**Task statement:**
Go through the material and pull out every line with the string "între" in it.

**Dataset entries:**
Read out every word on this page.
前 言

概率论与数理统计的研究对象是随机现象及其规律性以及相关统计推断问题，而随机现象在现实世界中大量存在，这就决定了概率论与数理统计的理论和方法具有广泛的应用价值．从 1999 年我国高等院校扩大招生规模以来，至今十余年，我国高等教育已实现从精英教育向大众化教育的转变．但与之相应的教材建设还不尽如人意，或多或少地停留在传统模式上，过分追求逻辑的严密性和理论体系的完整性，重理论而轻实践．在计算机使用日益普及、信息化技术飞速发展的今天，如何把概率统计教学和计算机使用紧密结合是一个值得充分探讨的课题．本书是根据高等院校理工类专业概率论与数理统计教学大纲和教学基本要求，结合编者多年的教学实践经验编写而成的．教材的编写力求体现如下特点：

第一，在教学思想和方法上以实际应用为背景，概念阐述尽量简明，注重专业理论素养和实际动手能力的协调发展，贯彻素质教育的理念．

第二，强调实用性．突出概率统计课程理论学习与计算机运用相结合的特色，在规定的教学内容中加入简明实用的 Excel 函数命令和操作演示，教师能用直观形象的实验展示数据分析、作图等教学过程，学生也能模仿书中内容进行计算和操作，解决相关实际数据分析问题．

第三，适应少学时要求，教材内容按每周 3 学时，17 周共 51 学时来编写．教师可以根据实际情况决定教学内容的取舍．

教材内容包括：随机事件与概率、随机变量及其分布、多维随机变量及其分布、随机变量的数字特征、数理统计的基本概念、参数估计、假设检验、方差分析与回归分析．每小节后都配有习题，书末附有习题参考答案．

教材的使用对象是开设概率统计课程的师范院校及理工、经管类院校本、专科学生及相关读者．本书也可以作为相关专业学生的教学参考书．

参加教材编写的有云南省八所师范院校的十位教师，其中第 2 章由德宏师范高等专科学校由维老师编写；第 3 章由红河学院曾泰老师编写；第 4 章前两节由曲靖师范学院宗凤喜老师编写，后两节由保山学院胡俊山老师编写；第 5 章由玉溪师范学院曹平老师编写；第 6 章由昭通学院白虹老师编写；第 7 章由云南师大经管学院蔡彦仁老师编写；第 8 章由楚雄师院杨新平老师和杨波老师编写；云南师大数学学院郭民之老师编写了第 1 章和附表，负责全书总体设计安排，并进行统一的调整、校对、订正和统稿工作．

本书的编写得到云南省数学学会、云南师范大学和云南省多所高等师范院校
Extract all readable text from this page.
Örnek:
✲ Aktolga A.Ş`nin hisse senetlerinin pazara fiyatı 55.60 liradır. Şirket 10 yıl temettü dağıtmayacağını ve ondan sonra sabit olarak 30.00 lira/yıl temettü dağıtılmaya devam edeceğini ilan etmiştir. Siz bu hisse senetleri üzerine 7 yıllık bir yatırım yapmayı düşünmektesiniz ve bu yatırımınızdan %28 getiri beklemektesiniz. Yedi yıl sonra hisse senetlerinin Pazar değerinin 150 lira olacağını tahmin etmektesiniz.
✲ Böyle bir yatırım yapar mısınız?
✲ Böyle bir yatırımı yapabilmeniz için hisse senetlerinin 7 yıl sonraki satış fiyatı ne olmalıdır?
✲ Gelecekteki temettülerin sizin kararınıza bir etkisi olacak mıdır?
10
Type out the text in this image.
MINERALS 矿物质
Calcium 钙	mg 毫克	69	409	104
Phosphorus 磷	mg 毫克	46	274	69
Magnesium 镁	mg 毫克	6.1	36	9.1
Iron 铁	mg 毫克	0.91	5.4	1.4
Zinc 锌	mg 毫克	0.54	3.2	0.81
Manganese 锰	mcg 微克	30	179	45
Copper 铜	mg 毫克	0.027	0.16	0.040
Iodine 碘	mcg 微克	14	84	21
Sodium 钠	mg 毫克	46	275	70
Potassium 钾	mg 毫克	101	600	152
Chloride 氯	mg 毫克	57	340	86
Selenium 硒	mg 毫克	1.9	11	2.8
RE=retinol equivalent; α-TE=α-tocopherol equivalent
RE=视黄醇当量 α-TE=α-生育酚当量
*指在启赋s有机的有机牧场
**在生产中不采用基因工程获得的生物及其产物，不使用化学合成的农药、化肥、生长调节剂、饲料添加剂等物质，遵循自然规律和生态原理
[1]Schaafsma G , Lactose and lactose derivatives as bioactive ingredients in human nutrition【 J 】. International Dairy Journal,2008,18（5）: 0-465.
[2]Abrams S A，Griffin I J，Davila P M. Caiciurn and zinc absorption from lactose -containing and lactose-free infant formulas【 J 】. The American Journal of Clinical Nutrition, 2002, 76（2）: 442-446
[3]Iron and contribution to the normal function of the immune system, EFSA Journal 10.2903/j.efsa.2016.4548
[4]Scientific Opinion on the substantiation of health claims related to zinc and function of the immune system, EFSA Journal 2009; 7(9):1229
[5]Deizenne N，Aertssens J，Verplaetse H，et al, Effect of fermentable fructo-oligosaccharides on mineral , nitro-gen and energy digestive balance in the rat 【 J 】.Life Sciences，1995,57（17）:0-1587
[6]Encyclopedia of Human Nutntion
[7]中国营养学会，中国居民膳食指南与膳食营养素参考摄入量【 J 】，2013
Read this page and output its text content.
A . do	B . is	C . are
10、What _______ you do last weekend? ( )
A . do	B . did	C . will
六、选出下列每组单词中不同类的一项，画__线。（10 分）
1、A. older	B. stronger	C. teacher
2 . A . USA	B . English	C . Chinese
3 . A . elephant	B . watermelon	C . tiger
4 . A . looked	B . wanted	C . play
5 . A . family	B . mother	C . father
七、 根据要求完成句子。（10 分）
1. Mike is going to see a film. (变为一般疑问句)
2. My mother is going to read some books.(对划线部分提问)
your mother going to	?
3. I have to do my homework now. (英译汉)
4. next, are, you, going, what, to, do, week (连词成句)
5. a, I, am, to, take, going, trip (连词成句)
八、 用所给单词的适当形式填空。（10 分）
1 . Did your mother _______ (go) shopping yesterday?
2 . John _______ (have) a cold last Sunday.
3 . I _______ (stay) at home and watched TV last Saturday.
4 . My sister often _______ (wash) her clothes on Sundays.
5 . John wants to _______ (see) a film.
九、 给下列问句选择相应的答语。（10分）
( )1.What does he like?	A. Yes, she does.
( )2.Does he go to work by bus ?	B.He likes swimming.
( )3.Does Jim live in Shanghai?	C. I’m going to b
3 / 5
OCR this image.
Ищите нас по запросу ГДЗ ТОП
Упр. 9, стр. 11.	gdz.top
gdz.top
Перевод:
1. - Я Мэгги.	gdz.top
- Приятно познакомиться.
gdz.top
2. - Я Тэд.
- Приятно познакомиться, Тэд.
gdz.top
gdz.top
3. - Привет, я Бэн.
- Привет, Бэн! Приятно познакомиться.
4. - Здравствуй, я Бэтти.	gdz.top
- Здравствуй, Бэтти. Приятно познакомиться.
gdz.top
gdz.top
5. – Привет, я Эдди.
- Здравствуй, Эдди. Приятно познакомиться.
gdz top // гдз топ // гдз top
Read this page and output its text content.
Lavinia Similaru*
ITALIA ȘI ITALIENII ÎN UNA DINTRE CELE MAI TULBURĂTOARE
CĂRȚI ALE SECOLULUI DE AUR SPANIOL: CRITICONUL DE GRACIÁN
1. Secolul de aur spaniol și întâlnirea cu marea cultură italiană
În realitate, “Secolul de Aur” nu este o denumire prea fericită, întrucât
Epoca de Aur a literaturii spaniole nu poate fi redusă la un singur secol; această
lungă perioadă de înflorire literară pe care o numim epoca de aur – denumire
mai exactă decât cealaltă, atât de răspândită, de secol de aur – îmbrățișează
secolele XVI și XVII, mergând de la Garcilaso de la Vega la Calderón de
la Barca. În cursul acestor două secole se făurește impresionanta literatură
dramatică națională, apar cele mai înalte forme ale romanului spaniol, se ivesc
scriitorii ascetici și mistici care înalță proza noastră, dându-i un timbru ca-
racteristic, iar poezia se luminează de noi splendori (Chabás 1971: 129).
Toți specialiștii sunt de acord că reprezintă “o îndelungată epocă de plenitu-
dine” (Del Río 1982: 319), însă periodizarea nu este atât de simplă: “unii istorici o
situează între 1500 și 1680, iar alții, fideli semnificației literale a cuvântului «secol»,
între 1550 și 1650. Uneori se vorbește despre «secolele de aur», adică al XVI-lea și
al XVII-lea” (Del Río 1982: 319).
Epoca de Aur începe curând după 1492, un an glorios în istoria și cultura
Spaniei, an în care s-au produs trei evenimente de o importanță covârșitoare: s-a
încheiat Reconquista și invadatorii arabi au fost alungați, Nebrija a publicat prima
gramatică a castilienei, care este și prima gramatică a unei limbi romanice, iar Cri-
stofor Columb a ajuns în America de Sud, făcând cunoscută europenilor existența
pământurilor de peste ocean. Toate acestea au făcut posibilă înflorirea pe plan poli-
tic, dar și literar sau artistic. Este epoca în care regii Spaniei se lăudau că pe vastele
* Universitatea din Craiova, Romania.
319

**Solved exercise:**
situează între 1500 și 1680, iar alții, fideli semnificației literale a cuvântului «secol»,
între 1550 și 1650. Uneori se vorbește despre «secolele de aur», adică al XVI-lea și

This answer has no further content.